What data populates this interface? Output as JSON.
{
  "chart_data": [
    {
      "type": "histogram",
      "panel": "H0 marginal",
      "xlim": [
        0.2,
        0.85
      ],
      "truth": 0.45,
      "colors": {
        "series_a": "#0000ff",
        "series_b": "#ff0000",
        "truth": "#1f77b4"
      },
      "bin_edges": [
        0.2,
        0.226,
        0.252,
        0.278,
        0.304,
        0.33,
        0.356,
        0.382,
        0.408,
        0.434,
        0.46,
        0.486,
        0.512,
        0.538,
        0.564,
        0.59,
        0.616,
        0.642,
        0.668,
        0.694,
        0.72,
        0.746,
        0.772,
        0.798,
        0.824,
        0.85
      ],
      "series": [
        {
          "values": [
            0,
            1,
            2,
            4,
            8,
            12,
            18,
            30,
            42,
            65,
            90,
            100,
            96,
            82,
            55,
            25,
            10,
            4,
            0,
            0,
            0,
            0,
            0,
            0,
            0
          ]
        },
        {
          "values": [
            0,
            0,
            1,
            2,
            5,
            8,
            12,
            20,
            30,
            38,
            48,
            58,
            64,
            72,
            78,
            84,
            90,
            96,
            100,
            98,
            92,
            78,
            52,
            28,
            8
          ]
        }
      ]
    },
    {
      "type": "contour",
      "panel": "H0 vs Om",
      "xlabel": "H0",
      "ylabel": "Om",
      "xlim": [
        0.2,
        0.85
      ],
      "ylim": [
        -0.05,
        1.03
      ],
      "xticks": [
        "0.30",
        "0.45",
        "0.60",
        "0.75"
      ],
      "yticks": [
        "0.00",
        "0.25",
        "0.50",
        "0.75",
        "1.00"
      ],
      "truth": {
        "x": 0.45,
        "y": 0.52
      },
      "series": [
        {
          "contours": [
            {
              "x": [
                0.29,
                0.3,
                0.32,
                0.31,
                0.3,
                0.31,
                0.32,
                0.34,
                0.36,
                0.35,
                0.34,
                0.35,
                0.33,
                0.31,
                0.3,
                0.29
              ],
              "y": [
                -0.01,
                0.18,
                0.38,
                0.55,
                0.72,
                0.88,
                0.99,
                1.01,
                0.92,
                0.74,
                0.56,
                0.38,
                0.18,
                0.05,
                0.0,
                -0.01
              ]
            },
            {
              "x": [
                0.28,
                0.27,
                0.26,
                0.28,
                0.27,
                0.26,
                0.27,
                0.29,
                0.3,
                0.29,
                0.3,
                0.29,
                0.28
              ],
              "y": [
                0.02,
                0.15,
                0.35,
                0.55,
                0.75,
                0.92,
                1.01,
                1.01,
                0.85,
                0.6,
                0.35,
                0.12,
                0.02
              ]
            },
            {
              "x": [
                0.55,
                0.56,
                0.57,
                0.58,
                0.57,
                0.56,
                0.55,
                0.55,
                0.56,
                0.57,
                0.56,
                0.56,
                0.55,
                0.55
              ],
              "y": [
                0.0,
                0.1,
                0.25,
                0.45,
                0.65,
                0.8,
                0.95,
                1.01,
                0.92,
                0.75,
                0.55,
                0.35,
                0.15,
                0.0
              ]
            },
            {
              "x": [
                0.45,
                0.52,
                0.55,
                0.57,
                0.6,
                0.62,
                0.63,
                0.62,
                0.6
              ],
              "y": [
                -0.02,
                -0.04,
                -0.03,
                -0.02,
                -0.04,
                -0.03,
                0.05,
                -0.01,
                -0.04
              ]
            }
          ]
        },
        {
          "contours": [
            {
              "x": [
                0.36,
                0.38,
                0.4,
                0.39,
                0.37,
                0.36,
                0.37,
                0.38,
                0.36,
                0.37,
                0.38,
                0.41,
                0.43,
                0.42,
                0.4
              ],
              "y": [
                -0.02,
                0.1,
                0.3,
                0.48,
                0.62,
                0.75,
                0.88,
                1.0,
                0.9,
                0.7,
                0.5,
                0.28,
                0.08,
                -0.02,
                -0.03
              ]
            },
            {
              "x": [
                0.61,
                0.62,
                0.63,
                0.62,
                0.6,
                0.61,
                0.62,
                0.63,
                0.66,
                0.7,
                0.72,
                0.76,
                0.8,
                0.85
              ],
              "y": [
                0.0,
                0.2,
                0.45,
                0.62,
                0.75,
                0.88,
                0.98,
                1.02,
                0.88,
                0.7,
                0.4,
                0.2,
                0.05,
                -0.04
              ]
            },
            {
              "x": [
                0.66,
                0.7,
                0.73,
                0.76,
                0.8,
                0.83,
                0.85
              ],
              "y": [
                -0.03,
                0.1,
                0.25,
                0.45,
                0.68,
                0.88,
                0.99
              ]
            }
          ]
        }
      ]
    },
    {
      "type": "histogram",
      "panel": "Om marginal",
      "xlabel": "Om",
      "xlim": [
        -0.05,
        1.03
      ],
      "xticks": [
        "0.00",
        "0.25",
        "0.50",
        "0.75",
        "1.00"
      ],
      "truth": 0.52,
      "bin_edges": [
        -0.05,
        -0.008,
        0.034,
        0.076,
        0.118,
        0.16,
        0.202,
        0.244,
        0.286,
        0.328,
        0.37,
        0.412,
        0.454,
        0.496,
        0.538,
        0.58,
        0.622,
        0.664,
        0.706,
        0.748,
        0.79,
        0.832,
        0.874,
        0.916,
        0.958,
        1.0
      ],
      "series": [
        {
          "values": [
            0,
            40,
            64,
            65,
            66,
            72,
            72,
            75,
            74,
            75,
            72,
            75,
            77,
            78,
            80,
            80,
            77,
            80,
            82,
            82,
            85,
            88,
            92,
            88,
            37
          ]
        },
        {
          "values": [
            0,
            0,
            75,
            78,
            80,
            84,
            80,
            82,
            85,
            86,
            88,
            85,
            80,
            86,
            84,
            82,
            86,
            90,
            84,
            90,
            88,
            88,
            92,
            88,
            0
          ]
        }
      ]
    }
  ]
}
+++
> EXERCISE AIM:
Restate the data above exactly, keeping each word as it stands.

> WRITTEN RESPONSE:
What data populates this interface? Output as JSON.
{
  "chart_data": [
    {
      "type": "histogram",
      "panel": "H0 marginal",
      "xlim": [
        0.2,
        0.85
      ],
      "truth": 0.45,
      "colors": {
        "series_a": "#0000ff",
        "series_b": "#ff0000",
        "truth": "#1f77b4"
      },
      "bin_edges": [
        0.2,
        0.226,
        0.252,
        0.278,
        0.304,
        0.33,
        0.356,
        0.382,
        0.408,
        0.434,
        0.46,
        0.486,
        0.512,
        0.538,
        0.564,
        0.59,
        0.616,
        0.642,
        0.668,
        0.694,
        0.72,
        0.746,
        0.772,
        0.798,
        0.824,
        0.85
      ],
      "series": [
        {
          "values": [
            0,
            1,
            2,
            4,
            8,
            12,
            18,
            30,
            42,
            65,
            90,
            100,
            96,
            82,
            55,
            25,
            10,
            4,
            0,
            0,
            0,
            0,
            0,
            0,
            0
          ]
        },
        {
          "values": [
            0,
            0,
            1,
            2,
            5,
            8,
            12,
            20,
            30,
            38,
            48,
            58,
            64,
            72,
            78,
            84,
            90,
            96,
            100,
            98,
            92,
            78,
            52,
            28,
            8
          ]
        }
      ]
    },
    {
      "type": "contour",
      "panel": "H0 vs Om",
      "xlabel": "H0",
      "ylabel": "Om",
      "xlim": [
        0.2,
        0.85
      ],
      "ylim": [
        -0.05,
        1.03
      ],
      "xticks": [
        "0.30",
        "0.45",
        "0.60",
        "0.75"
      ],
      "yticks": [
        "0.00",
        "0.25",
        "0.50",
        "0.75",
        "1.00"
      ],
      "truth": {
        "x": 0.45,
        "y": 0.52
      },
      "series": [
        {
          "contours": [
            {
              "x": [
                0.29,
                0.3,
                0.32,
                0.31,
                0.3,
                0.31,
                0.32,
                0.34,
                0.36,
                0.35,
                0.34,
                0.35,
                0.33,
                0.31,
                0.3,
                0.29
              ],
              "y": [
                -0.01,
                0.18,
                0.38,
                0.55,
                0.72,
                0.88,
                0.99,
                1.01,
                0.92,
                0.74,
                0.56,
                0.38,
                0.18,
                0.05,
                0.0,
                -0.01
              ]
            },
            {
              "x": [
                0.28,
                0.27,
                0.26,
                0.28,
                0.27,
                0.26,
                0.27,
                0.29,
                0.3,
                0.29,
                0.3,
                0.29,
                0.28
              ],
              "y": [
                0.02,
                0.15,
                0.35,
                0.55,
                0.75,
                0.92,
                1.01,
                1.01,
                0.85,
                0.6,
                0.35,
                0.12,
                0.02
              ]
            },
            {
              "x": [
                0.55,
                0.56,
                0.57,
                0.58,
                0.57,
                0.56,
                0.55,
                0.55,
                0.56,
                0.57,
                0.56,
                0.56,
                0.55,
                0.55
              ],
              "y": [
                0.0,
                0.1,
                0.25,
                0.45,
                0.65,
                0.8,
                0.95,
                1.01,
                0.92,
                0.75,
                0.55,
                0.35,
                0.15,
                0.0
              ]
            },
            {
              "x": [
                0.45,
                0.52,
                0.55,
                0.57,
                0.6,
                0.62,
                0.63,
                0.62,
                0.6
              ],
              "y": [
                -0.02,
                -0.04,
                -0.03,
                -0.02,
                -0.04,
                -0.03,
                0.05,
                -0.01,
                -0.04
              ]
            }
          ]
        },
        {
          "contours": [
            {
              "x": [
                0.36,
                0.38,
                0.4,
                0.39,
                0.37,
                0.36,
                0.37,
                0.38,
                0.36,
                0.37,
                0.38,
                0.41,
                0.43,
                0.42,
                0.4
              ],
              "y": [
                -0.02,
                0.1,
                0.3,
                0.48,
                0.62,
                0.75,
                0.88,
                1.0,
                0.9,
                0.7,
                0.5,
                0.28,
                0.08,
                -0.02,
                -0.03
              ]
            },
            {
              "x": [
                0.61,
                0.62,
                0.63,
                0.62,
                0.6,
                0.61,
                0.62,
                0.63,
                0.66,
                0.7,
                0.72,
                0.76,
                0.8,
                0.85
              ],
              "y": [
                0.0,
                0.2,
                0.45,
                0.62,
                0.75,
                0.88,
                0.98,
                1.02,
                0.88,
                0.7,
                0.4,
                0.2,
                0.05,
                -0.04
              ]
            },
            {
              "x": [
                0.66,
                0.7,
                0.73,
                0.76,
                0.8,
                0.83,
                0.85
              ],
              "y": [
                -0.03,
                0.1,
                0.25,
                0.45,
                0.68,
                0.88,
                0.99
              ]
            }
          ]
        }
      ]
    },
    {
      "type": "histogram",
      "panel": "Om marginal",
      "xlabel": "Om",
      "xlim": [
        -0.05,
        1.03
      ],
      "xticks": [
        "0.00",
        "0.25",
        "0.50",
        "0.75",
        "1.00"
      ],
      "truth": 0.52,
      "bin_edges": [
        -0.05,
        -0.008,
        0.034,
        0.076,
        0.118,
        0.16,
        0.202,
        0.244,
        0.286,
        0.328,
        0.37,
        0.412,
        0.454,
        0.496,
        0.538,
        0.58,
        0.622,
        0.664,
        0.706,
        0.748,
        0.79,
        0.832,
        0.874,
        0.916,
        0.958,
        1.0
      ],
      "series": [
        {
          "values": [
            0,
            40,
            64,
            65,
            66,
            72,
            72,
            75,
            74,
            75,
            72,
            75,
            77,
            78,
            80,
            80,
            77,
            80,
            82,
            82,
            85,
            88,
            92,
            88,
            37
          ]
        },
        {
          "values": [
            0,
            0,
            75,
            78,
            80,
            84,
            80,
            82,
            85,
            86,
            88,
            85,
            80,
            86,
            84,
            82,
            86,
            90,
            84,
            90,
            88,
            88,
            92,
            88,
            0
          ]
        }
      ]
    }
  ]
}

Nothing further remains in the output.